Records from a data source
start

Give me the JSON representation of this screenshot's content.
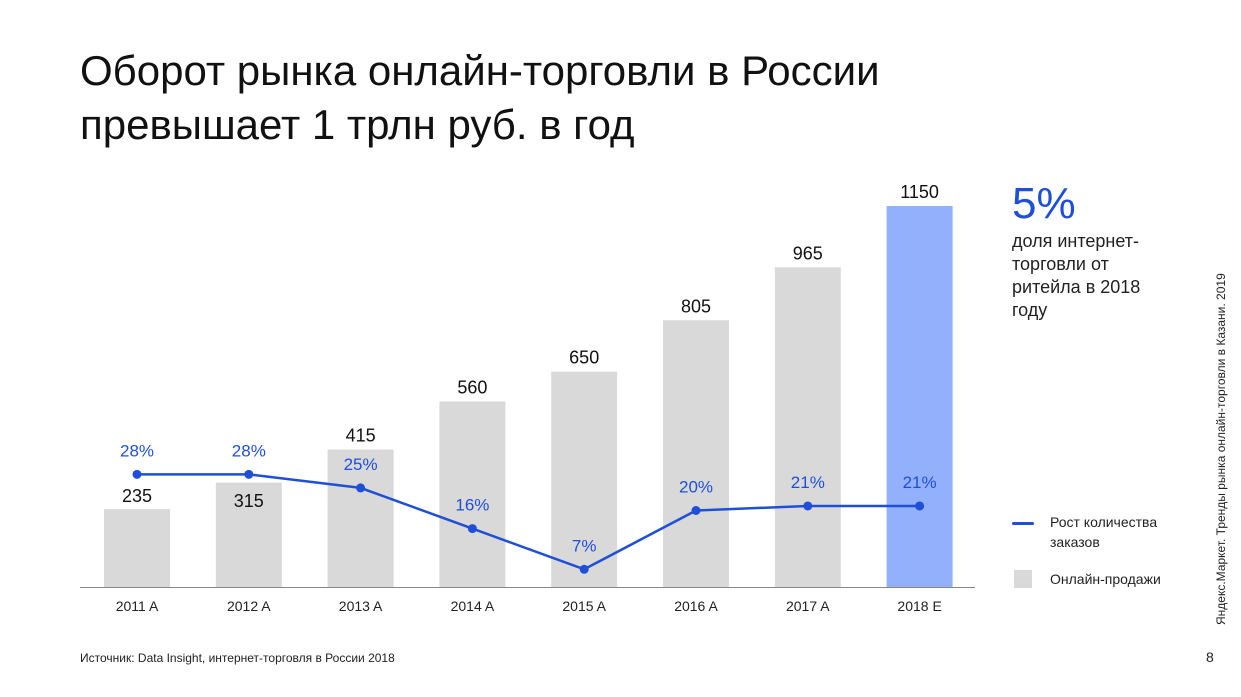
{
  "title": {
    "line1": "Оборот рынка онлайн-торговли в России",
    "line2": "превышает 1 трлн руб. в год"
  },
  "side_note": {
    "value": "5%",
    "text": "доля интернет-торговли от ритейла в 2018 году"
  },
  "legend": {
    "line_label": "Рост количества заказов",
    "bar_label": "Онлайн-продажи"
  },
  "source": "Источник: Data Insight, интернет-торговля в России 2018",
  "page_number": "8",
  "vertical_note": "Яндекс.Маркет. Тренды рынка онлайн-торговли в Казани. 2019",
  "colors": {
    "bar": "#d9d9d9",
    "bar_highlight": "#92b0fb",
    "line": "#1f4fd8",
    "growth_label": "#1f4fd8"
  },
  "chart_data": {
    "type": "bar",
    "categories": [
      "2011 A",
      "2012 A",
      "2013 A",
      "2014 A",
      "2015 A",
      "2016 A",
      "2017 A",
      "2018 E"
    ],
    "series": [
      {
        "name": "Онлайн-продажи",
        "type": "bar",
        "values": [
          235,
          315,
          415,
          560,
          650,
          805,
          965,
          1150
        ],
        "labels": [
          "235",
          "315",
          "415",
          "560",
          "650",
          "805",
          "965",
          "1150"
        ],
        "highlight_index": 7
      },
      {
        "name": "Рост количества заказов",
        "type": "line",
        "values": [
          28,
          28,
          25,
          16,
          7,
          20,
          21,
          21
        ],
        "labels": [
          "28%",
          "28%",
          "25%",
          "16%",
          "7%",
          "20%",
          "21%",
          "21%"
        ]
      }
    ],
    "bar_ylim": [
      0,
      1150
    ],
    "line_ylim": [
      0,
      40
    ],
    "grid": false,
    "legend_position": "right"
  }
}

end

Set the entries down again exactly. Do not include the images.

## Solution to this problem:
Give me the JSON representation of this screenshot's content.
{
  "title": {
    "line1": "Оборот рынка онлайн-торговли в России",
    "line2": "превышает 1 трлн руб. в год"
  },
  "side_note": {
    "value": "5%",
    "text": "доля интернет-торговли от ритейла в 2018 году"
  },
  "legend": {
    "line_label": "Рост количества заказов",
    "bar_label": "Онлайн-продажи"
  },
  "source": "Источник: Data Insight, интернет-торговля в России 2018",
  "page_number": "8",
  "vertical_note": "Яндекс.Маркет. Тренды рынка онлайн-торговли в Казани. 2019",
  "colors": {
    "bar": "#d9d9d9",
    "bar_highlight": "#92b0fb",
    "line": "#1f4fd8",
    "growth_label": "#1f4fd8"
  },
  "chart_data": {
    "type": "bar",
    "categories": [
      "2011 A",
      "2012 A",
      "2013 A",
      "2014 A",
      "2015 A",
      "2016 A",
      "2017 A",
      "2018 E"
    ],
    "series": [
      {
        "name": "Онлайн-продажи",
        "type": "bar",
        "values": [
          235,
          315,
          415,
          560,
          650,
          805,
          965,
          1150
        ],
        "labels": [
          "235",
          "315",
          "415",
          "560",
          "650",
          "805",
          "965",
          "1150"
        ],
        "highlight_index": 7
      },
      {
        "name": "Рост количества заказов",
        "type": "line",
        "values": [
          28,
          28,
          25,
          16,
          7,
          20,
          21,
          21
        ],
        "labels": [
          "28%",
          "28%",
          "25%",
          "16%",
          "7%",
          "20%",
          "21%",
          "21%"
        ]
      }
    ],
    "bar_ylim": [
      0,
      1150
    ],
    "line_ylim": [
      0,
      40
    ],
    "grid": false,
    "legend_position": "right"
  }
}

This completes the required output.